----- Text provided

- Interactive map of Pena, Texas
- Coordinates: 26°24′56″N 98°58′12″W﻿ / ﻿26.41556°N 98.97000°W
- Country: United States
- State: Texas
- County: Starr

Population (2020)
- • Total: 73
- Time zone: UTC-6 (Central (CST))
- • Summer (DST): UTC-5 (CDT)
- Zip Code: 78584

= Pena, Texas =

Pena is an unincorporated community and census-designated place (CDP) in Starr County, Texas, United States. It was formed from part of the North Escobares CDP prior to the 2010 census. As of the 2020 census, Pena had a population of 73.
==Geography==
Pena is located at (26.415513, -98.969979).

----------
----- Record set

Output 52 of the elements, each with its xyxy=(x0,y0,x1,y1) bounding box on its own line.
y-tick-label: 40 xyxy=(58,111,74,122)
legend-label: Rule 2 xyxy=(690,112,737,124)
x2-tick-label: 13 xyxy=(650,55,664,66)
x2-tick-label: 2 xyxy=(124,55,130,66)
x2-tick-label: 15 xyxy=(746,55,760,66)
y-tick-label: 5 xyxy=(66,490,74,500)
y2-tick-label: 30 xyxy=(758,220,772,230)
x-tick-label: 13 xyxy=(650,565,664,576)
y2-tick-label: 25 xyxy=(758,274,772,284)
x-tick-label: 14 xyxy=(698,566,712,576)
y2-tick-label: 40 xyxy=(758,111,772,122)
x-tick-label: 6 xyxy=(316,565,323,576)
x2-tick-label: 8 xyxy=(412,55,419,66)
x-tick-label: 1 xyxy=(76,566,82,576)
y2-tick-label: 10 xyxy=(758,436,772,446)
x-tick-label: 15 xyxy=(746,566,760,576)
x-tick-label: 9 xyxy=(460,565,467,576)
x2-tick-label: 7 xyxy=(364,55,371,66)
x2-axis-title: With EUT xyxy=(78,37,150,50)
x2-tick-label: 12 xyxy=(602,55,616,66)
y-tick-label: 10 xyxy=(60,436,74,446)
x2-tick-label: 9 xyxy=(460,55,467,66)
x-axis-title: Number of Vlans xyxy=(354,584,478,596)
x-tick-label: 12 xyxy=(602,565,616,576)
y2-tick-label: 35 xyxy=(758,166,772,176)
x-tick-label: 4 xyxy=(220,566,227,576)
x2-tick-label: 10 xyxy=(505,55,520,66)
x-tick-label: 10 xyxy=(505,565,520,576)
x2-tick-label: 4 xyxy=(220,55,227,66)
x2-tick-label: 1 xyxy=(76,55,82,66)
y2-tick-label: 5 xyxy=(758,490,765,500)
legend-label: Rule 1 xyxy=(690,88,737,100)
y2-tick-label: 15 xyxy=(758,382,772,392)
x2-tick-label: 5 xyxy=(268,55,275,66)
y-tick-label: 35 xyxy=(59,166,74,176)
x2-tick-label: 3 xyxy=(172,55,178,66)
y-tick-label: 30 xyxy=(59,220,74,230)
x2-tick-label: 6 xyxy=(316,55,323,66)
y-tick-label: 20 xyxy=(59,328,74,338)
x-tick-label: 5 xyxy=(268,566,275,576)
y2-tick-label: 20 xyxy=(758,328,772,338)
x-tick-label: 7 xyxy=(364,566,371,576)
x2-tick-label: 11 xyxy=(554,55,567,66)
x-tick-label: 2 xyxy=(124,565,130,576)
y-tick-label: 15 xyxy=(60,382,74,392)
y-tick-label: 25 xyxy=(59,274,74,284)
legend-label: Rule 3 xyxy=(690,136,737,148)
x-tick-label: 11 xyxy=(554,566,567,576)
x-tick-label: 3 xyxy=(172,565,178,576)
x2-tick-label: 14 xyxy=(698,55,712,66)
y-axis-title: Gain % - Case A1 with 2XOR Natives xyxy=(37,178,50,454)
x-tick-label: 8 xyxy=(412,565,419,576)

----------

__Task to complete__:
Pick up the article on Pena, Texas after its final sentence and continue writing it.

__Answer to this exercise__:
==Demographics==

Pena CDP was formed along with Escobar I CDP, JF Villarreal CDP, Loma Vista CDP, Moraida CDP, and Rivera CDP from parts of North Escobares CDP that was not incorporated into the city of Escobares. The CDP was first listed as a census designated place in the 2010 U.S. census.

Historical population
| Census | Pop. | Note | %± |
| 2010 | 118 |  | — |
| 2020 | 73 |  | −38.1% |
U.S. Decennial Census 1850–1900 1910 1920 1930 1940 1950 1960 1970 1980 1990 2000 2010 2020

===2020 census===

Pena CDP, Texas – Racial and ethnic composition Note: the US Census treats Hispanic/Latino as an ethnic category. This table excludes Latinos from the racial categories and assigns them to a separate category. Hispanics/Latinos may be of any race.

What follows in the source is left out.